§ **Exercise instructions**
Without including the pictures, copy out every line below.

§ **Material for this task**
— START —
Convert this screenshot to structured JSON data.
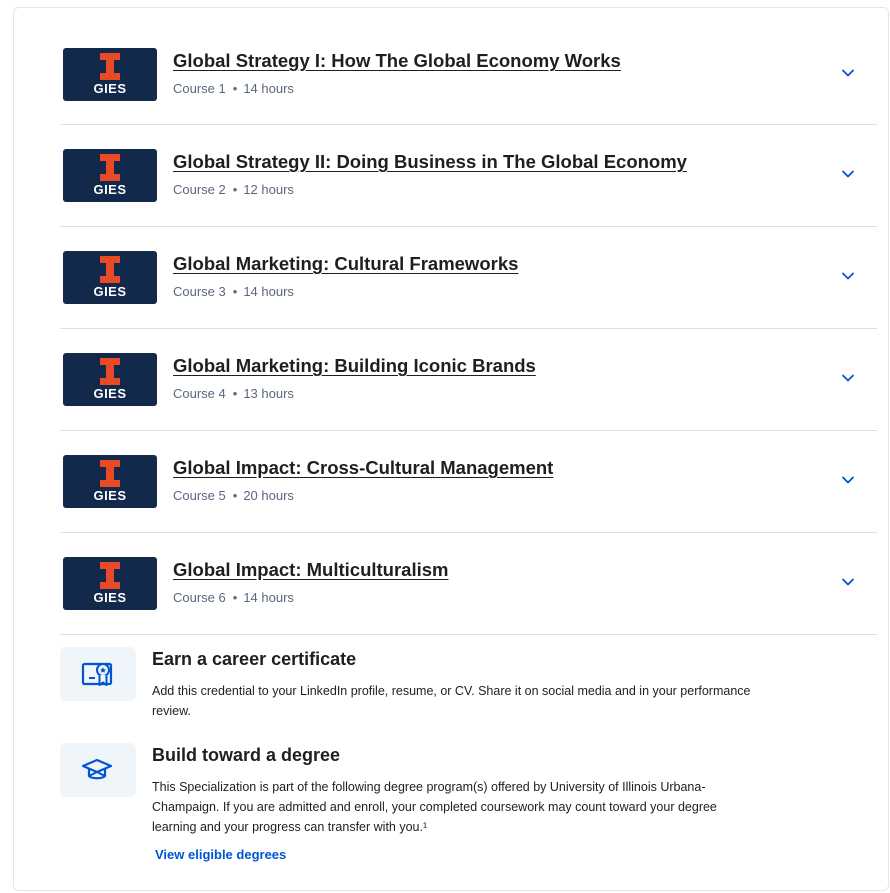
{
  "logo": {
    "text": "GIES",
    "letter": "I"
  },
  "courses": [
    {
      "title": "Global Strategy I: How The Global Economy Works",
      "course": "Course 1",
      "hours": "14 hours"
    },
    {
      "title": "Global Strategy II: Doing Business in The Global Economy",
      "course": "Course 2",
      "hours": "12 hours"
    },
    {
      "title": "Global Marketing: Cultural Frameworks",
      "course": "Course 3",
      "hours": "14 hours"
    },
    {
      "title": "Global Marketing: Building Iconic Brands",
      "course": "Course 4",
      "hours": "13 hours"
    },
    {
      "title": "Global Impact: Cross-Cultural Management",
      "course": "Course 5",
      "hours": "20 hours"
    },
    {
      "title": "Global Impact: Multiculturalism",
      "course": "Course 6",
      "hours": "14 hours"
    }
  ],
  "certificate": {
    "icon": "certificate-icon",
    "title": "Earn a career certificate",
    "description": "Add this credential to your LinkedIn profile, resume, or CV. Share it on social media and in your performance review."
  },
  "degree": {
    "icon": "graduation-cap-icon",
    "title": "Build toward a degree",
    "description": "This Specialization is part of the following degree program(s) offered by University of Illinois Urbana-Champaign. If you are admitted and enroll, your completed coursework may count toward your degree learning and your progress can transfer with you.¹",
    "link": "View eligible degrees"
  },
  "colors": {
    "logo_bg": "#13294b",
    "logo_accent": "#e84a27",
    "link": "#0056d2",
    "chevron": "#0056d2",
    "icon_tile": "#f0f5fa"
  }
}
— END —
§ **Solved problem**
Convert this screenshot to structured JSON data.
{
  "logo": {
    "text": "GIES",
    "letter": "I"
  },
  "courses": [
    {
      "title": "Global Strategy I: How The Global Economy Works",
      "course": "Course 1",
      "hours": "14 hours"
    },
    {
      "title": "Global Strategy II: Doing Business in The Global Economy",
      "course": "Course 2",
      "hours": "12 hours"
    },
    {
      "title": "Global Marketing: Cultural Frameworks",
      "course": "Course 3",
      "hours": "14 hours"
    },
    {
      "title": "Global Marketing: Building Iconic Brands",
      "course": "Course 4",
      "hours": "13 hours"
    },
    {
      "title": "Global Impact: Cross-Cultural Management",
      "course": "Course 5",
      "hours": "20 hours"
    },
    {
      "title": "Global Impact: Multiculturalism",
      "course": "Course 6",
      "hours": "14 hours"
    }
  ],
  "certificate": {
    "icon": "certificate-icon",
    "title": "Earn a career certificate",
    "description": "Add this credential to your LinkedIn profile, resume, or CV. Share it on social media and in your performance review."
  },
  "degree": {
    "icon": "graduation-cap-icon",
    "title": "Build toward a degree",
    "description": "This Specialization is part of the following degree program(s) offered by University of Illinois Urbana-Champaign. If you are admitted and enroll, your completed coursework may count toward your degree learning and your progress can transfer with you.¹",
    "link": "View eligible degrees"
  },
  "colors": {
    "logo_bg": "#13294b",
    "logo_accent": "#e84a27",
    "link": "#0056d2",
    "chevron": "#0056d2",
    "icon_tile": "#f0f5fa"
  }
}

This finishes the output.